### Data records

* * * * *

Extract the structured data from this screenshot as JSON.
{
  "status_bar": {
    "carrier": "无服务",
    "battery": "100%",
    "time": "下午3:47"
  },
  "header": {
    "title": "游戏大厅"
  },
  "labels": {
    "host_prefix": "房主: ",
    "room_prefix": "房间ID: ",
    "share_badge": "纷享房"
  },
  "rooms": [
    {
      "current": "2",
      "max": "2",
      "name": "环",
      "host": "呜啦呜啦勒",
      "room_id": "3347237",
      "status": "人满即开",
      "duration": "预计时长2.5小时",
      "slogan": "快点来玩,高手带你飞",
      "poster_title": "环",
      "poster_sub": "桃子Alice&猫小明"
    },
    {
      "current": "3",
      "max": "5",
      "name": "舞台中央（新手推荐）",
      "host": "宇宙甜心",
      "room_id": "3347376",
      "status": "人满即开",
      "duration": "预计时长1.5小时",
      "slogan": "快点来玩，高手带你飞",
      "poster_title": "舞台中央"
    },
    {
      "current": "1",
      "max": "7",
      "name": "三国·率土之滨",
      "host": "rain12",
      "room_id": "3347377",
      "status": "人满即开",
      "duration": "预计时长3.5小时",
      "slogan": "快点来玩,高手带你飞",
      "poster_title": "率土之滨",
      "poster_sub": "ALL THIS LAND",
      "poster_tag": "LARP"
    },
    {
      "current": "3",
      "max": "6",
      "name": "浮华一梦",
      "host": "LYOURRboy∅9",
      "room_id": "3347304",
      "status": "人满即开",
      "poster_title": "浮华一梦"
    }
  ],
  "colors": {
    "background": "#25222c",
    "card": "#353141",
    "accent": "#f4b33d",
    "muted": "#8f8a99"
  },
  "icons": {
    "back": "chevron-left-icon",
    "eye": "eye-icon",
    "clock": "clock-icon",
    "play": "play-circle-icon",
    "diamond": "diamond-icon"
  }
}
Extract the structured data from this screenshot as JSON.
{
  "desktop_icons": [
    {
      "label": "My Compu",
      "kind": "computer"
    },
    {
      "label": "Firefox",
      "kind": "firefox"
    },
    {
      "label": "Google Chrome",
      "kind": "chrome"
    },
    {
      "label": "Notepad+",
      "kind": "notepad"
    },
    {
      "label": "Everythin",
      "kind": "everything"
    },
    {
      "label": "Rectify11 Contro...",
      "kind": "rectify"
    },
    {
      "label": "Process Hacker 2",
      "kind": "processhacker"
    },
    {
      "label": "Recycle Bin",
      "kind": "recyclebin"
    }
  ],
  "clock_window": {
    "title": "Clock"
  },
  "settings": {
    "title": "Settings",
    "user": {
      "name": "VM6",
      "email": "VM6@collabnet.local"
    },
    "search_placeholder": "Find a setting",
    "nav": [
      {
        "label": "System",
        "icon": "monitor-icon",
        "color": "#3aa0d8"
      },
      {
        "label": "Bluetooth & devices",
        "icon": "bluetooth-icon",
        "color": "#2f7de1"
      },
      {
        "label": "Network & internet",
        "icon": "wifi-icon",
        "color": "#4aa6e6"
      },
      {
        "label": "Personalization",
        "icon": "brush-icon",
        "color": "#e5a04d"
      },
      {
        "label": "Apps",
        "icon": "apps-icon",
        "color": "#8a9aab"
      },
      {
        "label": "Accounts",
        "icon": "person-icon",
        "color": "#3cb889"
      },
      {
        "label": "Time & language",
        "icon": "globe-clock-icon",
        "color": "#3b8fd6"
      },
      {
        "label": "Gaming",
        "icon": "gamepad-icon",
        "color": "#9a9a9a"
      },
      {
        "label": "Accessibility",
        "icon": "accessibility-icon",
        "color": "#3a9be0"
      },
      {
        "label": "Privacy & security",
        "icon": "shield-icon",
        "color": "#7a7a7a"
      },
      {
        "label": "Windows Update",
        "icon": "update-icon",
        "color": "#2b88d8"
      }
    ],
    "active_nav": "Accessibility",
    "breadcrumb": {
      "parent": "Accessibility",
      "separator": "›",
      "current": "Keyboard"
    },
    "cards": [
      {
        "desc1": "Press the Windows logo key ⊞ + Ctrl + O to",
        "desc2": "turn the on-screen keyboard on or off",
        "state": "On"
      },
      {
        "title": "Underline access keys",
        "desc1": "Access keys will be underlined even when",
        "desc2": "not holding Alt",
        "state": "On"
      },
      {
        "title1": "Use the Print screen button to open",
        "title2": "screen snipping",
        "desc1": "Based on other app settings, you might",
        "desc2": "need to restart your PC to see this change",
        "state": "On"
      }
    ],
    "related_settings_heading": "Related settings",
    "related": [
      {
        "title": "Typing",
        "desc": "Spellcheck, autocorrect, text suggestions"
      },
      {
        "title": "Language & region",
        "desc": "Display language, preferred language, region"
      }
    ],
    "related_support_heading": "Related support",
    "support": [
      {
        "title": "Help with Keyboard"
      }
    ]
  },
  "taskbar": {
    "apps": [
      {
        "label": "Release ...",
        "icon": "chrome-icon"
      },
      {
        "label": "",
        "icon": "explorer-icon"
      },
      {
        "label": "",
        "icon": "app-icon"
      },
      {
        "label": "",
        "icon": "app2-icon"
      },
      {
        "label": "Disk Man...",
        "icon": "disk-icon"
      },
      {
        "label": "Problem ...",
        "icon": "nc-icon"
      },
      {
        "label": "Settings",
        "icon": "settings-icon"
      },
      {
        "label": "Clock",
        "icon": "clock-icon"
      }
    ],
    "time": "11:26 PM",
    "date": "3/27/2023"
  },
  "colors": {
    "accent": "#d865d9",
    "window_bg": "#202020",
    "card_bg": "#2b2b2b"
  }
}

* * * * *

### Written problem
Reproduce the data in full, exactly as presented.

### Expected output
Extract the structured data from this screenshot as JSON.
{
  "status_bar": {
    "carrier": "无服务",
    "battery": "100%",
    "time": "下午3:47"
  },
  "header": {
    "title": "游戏大厅"
  },
  "labels": {
    "host_prefix": "房主: ",
    "room_prefix": "房间ID: ",
    "share_badge": "纷享房"
  },
  "rooms": [
    {
      "current": "2",
      "max": "2",
      "name": "环",
      "host": "呜啦呜啦勒",
      "room_id": "3347237",
      "status": "人满即开",
      "duration": "预计时长2.5小时",
      "slogan": "快点来玩,高手带你飞",
      "poster_title": "环",
      "poster_sub": "桃子Alice&猫小明"
    },
    {
      "current": "3",
      "max": "5",
      "name": "舞台中央（新手推荐）",
      "host": "宇宙甜心",
      "room_id": "3347376",
      "status": "人满即开",
      "duration": "预计时长1.5小时",
      "slogan": "快点来玩，高手带你飞",
      "poster_title": "舞台中央"
    },
    {
      "current": "1",
      "max": "7",
      "name": "三国·率土之滨",
      "host": "rain12",
      "room_id": "3347377",
      "status": "人满即开",
      "duration": "预计时长3.5小时",
      "slogan": "快点来玩,高手带你飞",
      "poster_title": "率土之滨",
      "poster_sub": "ALL THIS LAND",
      "poster_tag": "LARP"
    },
    {
      "current": "3",
      "max": "6",
      "name": "浮华一梦",
      "host": "LYOURRboy∅9",
      "room_id": "3347304",
      "status": "人满即开",
      "poster_title": "浮华一梦"
    }
  ],
  "colors": {
    "background": "#25222c",
    "card": "#353141",
    "accent": "#f4b33d",
    "muted": "#8f8a99"
  },
  "icons": {
    "back": "chevron-left-icon",
    "eye": "eye-icon",
    "clock": "clock-icon",
    "play": "play-circle-icon",
    "diamond": "diamond-icon"
  }
}
Extract the structured data from this screenshot as JSON.
{
  "desktop_icons": [
    {
      "label": "My Compu",
      "kind": "computer"
    },
    {
      "label": "Firefox",
      "kind": "firefox"
    },
    {
      "label": "Google Chrome",
      "kind": "chrome"
    },
    {
      "label": "Notepad+",
      "kind": "notepad"
    },
    {
      "label": "Everythin",
      "kind": "everything"
    },
    {
      "label": "Rectify11 Contro...",
      "kind": "rectify"
    },
    {
      "label": "Process Hacker 2",
      "kind": "processhacker"
    },
    {
      "label": "Recycle Bin",
      "kind": "recyclebin"
    }
  ],
  "clock_window": {
    "title": "Clock"
  },
  "settings": {
    "title": "Settings",
    "user": {
      "name": "VM6",
      "email": "VM6@collabnet.local"
    },
    "search_placeholder": "Find a setting",
    "nav": [
      {
        "label": "System",
        "icon": "monitor-icon",
        "color": "#3aa0d8"
      },
      {
        "label": "Bluetooth & devices",
        "icon": "bluetooth-icon",
        "color": "#2f7de1"
      },
      {
        "label": "Network & internet",
        "icon": "wifi-icon",
        "color": "#4aa6e6"
      },
      {
        "label": "Personalization",
        "icon": "brush-icon",
        "color": "#e5a04d"
      },
      {
        "label": "Apps",
        "icon": "apps-icon",
        "color": "#8a9aab"
      },
      {
        "label": "Accounts",
        "icon": "person-icon",
        "color": "#3cb889"
      },
      {
        "label": "Time & language",
        "icon": "globe-clock-icon",
        "color": "#3b8fd6"
      },
      {
        "label": "Gaming",
        "icon": "gamepad-icon",
        "color": "#9a9a9a"
      },
      {
        "label": "Accessibility",
        "icon": "accessibility-icon",
        "color": "#3a9be0"
      },
      {
        "label": "Privacy & security",
        "icon": "shield-icon",
        "color": "#7a7a7a"
      },
      {
        "label": "Windows Update",
        "icon": "update-icon",
        "color": "#2b88d8"
      }
    ],
    "active_nav": "Accessibility",
    "breadcrumb": {
      "parent": "Accessibility",
      "separator": "›",
      "current": "Keyboard"
    },
    "cards": [
      {
        "desc1": "Press the Windows logo key ⊞ + Ctrl + O to",
        "desc2": "turn the on-screen keyboard on or off",
        "state": "On"
      },
      {
        "title": "Underline access keys",
        "desc1": "Access keys will be underlined even when",
        "desc2": "not holding Alt",
        "state": "On"
      },
      {
        "title1": "Use the Print screen button to open",
        "title2": "screen snipping",
        "desc1": "Based on other app settings, you might",
        "desc2": "need to restart your PC to see this change",
        "state": "On"
      }
    ],
    "related_settings_heading": "Related settings",
    "related": [
      {
        "title": "Typing",
        "desc": "Spellcheck, autocorrect, text suggestions"
      },
      {
        "title": "Language & region",
        "desc": "Display language, preferred language, region"
      }
    ],
    "related_support_heading": "Related support",
    "support": [
      {
        "title": "Help with Keyboard"
      }
    ]
  },
  "taskbar": {
    "apps": [
      {
        "label": "Release ...",
        "icon": "chrome-icon"
      },
      {
        "label": "",
        "icon": "explorer-icon"
      },
      {
        "label": "",
        "icon": "app-icon"
      },
      {
        "label": "",
        "icon": "app2-icon"
      },
      {
        "label": "Disk Man...",
        "icon": "disk-icon"
      },
      {
        "label": "Problem ...",
        "icon": "nc-icon"
      },
      {
        "label": "Settings",
        "icon": "settings-icon"
      },
      {
        "label": "Clock",
        "icon": "clock-icon"
      }
    ],
    "time": "11:26 PM",
    "date": "3/27/2023"
  },
  "colors": {
    "accent": "#d865d9",
    "window_bg": "#202020",
    "card_bg": "#2b2b2b"
  }
}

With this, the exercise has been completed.